Problem description -
Count lines with the string "你的观念是" in them. State the number alone.

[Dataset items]
========

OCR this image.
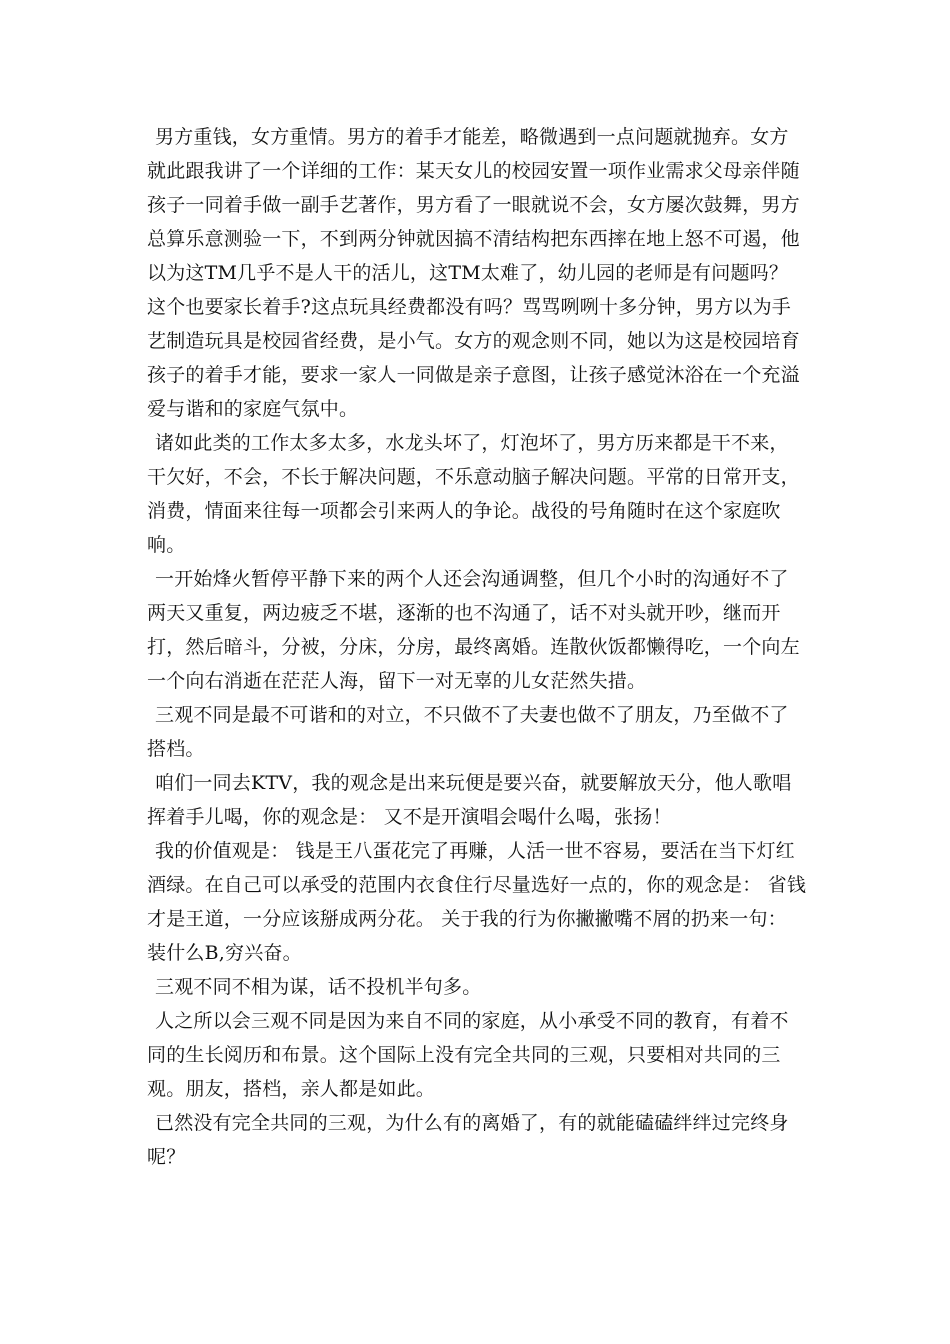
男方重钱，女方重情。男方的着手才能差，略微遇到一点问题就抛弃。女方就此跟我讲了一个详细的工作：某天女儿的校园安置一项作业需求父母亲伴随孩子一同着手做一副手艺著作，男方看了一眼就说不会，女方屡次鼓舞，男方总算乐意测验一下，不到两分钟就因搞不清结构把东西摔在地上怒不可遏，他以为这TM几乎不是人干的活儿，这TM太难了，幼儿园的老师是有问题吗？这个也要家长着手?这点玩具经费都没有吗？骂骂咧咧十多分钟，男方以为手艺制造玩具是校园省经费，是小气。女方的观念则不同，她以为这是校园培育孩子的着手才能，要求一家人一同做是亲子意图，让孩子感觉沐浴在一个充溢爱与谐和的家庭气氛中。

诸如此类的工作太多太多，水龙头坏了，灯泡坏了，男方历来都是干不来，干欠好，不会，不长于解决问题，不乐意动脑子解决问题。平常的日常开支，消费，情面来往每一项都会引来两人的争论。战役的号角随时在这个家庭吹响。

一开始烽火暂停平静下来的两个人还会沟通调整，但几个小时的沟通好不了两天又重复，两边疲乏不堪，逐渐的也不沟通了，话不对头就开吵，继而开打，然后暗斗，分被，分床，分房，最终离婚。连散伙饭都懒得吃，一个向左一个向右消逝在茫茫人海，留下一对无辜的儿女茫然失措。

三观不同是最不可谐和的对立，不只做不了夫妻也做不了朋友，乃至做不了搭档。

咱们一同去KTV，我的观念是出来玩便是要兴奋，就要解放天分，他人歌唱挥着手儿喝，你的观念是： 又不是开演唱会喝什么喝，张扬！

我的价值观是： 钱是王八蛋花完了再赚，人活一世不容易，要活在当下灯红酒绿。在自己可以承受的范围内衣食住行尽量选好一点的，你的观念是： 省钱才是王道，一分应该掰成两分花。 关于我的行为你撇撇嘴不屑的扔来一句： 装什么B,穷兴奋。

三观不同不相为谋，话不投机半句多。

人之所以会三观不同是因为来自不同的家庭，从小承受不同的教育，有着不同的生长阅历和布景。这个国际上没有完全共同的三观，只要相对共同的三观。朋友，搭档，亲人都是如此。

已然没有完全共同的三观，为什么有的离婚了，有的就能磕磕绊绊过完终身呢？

========

Solution for this problem -
2